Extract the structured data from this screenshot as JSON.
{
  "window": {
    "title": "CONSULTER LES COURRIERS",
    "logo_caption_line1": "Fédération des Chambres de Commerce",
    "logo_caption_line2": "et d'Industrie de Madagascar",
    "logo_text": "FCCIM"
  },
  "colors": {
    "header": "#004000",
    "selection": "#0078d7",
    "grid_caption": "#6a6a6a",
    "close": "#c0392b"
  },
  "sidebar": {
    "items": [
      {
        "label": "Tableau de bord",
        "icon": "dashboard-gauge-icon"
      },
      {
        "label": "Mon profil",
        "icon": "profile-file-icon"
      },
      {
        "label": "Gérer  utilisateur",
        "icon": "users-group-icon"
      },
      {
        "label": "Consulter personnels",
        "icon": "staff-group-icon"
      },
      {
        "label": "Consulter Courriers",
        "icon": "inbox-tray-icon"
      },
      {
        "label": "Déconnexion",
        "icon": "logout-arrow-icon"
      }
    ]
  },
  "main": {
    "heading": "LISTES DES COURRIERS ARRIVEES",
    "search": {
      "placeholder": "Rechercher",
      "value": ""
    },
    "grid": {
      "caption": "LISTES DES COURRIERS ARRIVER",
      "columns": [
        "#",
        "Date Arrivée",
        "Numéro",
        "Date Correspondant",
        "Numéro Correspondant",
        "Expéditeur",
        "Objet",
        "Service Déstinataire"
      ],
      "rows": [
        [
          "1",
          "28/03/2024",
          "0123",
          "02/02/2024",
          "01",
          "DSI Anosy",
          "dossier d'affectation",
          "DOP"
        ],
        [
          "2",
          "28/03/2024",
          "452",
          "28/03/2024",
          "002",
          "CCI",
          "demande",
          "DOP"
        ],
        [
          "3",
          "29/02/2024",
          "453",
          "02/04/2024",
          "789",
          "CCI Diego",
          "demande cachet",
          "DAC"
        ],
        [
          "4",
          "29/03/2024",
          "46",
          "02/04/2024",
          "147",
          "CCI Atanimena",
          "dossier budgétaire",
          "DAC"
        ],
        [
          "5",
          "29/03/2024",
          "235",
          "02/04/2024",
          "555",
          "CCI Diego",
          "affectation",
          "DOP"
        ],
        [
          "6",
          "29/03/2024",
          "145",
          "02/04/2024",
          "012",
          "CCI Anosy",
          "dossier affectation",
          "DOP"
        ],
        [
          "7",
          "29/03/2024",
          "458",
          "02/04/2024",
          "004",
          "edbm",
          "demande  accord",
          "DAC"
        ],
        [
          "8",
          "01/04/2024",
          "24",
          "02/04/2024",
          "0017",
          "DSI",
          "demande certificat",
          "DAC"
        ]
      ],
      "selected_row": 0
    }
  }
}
▬▬▬
Task objective:
How many lines in the listing contain "demande"? Answer with the number alone.

Expected output:
4